* [Objective]
Tell how many lines have the string "like" in them, and write nothing besides the number.

[Data entries for graphics]
■ ■ ■ ■ ■ ■ ■
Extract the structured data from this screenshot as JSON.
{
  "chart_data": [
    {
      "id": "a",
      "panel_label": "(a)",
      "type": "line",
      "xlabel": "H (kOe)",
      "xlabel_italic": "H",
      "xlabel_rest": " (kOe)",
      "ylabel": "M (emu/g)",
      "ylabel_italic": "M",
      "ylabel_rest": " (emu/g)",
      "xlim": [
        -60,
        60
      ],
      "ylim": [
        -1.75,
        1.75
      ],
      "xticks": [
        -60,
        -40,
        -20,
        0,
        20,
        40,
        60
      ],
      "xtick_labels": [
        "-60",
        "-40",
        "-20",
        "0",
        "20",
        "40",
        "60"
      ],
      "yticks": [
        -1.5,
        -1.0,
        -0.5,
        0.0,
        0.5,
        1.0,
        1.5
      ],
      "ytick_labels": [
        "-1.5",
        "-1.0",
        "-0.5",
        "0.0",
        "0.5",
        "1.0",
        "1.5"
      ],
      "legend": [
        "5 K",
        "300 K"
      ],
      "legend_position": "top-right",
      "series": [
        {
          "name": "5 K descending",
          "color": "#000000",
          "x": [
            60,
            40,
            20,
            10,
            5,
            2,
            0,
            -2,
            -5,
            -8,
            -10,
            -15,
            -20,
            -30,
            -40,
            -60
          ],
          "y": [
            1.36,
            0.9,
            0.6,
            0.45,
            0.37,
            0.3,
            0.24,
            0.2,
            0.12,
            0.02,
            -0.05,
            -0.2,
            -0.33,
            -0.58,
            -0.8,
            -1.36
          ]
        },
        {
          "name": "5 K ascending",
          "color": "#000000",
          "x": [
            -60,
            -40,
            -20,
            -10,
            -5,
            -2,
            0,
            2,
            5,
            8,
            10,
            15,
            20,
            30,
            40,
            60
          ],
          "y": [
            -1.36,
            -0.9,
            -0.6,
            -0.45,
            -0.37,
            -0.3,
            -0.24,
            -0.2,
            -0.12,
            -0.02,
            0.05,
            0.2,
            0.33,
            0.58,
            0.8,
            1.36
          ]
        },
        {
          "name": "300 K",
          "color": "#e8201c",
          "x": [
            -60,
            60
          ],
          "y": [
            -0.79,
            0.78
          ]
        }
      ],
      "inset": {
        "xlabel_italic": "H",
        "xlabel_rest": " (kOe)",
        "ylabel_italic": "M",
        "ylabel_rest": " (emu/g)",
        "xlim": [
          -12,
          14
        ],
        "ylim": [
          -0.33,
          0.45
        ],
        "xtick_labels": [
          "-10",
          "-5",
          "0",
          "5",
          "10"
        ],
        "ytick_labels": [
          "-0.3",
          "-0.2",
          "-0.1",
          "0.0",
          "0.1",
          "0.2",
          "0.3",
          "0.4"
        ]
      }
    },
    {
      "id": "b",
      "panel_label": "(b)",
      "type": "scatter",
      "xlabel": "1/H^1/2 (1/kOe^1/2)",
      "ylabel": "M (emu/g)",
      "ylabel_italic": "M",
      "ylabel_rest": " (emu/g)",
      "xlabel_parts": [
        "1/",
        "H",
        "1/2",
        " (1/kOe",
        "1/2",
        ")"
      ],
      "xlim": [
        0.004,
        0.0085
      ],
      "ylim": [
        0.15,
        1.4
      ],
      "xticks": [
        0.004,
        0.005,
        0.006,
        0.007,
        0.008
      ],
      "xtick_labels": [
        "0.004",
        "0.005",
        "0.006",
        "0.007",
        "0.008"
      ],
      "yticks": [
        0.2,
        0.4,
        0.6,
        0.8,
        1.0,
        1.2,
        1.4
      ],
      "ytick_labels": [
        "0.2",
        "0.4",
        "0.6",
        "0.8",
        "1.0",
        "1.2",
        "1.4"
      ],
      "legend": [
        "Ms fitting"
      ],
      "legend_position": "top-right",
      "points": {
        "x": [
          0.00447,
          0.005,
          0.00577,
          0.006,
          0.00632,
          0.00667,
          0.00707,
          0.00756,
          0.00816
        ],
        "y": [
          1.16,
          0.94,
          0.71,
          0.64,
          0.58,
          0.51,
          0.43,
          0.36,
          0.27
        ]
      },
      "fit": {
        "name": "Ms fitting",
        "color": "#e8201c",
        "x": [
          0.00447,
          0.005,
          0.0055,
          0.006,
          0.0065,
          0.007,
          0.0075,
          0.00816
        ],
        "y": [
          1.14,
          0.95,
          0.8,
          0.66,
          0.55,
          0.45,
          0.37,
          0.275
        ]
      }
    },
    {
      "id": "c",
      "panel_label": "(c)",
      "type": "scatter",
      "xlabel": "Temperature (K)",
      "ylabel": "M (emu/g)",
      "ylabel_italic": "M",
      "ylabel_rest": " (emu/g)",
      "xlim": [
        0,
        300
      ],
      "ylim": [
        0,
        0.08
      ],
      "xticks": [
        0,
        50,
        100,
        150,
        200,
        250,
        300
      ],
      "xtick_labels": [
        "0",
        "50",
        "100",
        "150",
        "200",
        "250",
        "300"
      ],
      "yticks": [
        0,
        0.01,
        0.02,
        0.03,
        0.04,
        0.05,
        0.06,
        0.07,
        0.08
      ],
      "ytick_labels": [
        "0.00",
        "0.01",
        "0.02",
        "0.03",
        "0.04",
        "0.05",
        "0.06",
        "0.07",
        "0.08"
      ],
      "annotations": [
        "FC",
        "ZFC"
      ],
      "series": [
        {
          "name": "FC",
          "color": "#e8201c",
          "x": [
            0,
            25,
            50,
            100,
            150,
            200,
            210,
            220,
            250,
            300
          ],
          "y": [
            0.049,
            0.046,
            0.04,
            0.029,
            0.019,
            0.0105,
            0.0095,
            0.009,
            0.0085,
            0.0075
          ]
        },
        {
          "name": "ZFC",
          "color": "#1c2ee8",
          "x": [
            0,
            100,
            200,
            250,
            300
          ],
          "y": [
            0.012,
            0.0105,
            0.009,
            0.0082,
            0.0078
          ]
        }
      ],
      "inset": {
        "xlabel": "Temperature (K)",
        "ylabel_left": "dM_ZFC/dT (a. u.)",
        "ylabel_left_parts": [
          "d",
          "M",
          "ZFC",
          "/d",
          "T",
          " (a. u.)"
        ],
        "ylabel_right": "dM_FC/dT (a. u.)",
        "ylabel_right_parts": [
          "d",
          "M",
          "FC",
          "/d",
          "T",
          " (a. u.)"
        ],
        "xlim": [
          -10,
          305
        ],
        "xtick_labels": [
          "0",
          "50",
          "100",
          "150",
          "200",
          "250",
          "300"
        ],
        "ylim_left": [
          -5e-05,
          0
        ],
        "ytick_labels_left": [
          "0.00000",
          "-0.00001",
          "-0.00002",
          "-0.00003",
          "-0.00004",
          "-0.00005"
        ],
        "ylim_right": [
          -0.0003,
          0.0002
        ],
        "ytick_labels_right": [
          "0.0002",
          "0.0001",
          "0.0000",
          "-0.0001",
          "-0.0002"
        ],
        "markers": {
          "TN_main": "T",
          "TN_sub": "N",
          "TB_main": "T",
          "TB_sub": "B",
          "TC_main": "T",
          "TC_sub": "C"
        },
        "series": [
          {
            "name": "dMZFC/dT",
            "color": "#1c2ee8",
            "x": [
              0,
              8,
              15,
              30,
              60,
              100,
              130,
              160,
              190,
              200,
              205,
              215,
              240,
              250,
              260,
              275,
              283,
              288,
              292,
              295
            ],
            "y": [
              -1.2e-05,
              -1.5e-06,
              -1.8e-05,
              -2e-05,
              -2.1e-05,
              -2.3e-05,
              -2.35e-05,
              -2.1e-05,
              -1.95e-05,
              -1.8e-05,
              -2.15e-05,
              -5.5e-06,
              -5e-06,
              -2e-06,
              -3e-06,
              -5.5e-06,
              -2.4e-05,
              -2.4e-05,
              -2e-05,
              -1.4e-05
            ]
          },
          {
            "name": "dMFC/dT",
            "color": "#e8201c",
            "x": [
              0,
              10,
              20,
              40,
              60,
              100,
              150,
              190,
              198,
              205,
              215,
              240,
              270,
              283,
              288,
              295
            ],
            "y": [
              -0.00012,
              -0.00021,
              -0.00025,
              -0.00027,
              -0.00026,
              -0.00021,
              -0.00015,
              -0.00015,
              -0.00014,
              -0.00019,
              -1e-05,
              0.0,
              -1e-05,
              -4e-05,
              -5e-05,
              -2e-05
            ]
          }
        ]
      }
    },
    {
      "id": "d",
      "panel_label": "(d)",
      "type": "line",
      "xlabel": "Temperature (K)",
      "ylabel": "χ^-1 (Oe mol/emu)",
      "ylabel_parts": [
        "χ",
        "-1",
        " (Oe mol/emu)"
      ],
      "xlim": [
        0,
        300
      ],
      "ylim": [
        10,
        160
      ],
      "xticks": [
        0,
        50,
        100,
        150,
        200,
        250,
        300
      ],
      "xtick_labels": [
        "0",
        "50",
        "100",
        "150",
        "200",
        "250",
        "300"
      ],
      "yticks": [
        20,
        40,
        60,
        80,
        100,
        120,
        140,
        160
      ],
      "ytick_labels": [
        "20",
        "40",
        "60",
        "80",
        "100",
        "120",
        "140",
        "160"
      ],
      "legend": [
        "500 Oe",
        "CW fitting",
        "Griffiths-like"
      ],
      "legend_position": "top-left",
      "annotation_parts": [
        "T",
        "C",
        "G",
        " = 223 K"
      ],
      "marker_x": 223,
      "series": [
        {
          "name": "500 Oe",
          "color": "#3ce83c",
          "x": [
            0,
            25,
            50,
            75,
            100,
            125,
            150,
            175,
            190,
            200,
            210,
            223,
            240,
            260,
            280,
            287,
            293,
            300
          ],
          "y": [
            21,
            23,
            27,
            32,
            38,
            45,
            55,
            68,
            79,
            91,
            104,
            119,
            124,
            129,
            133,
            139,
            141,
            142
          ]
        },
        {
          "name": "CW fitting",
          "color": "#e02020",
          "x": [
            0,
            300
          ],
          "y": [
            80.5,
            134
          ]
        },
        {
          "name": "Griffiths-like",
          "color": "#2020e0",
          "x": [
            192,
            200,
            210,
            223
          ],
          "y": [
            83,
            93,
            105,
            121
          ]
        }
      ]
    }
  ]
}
■ ■ ■ ■ ■ ■ ■
* [Task result]
2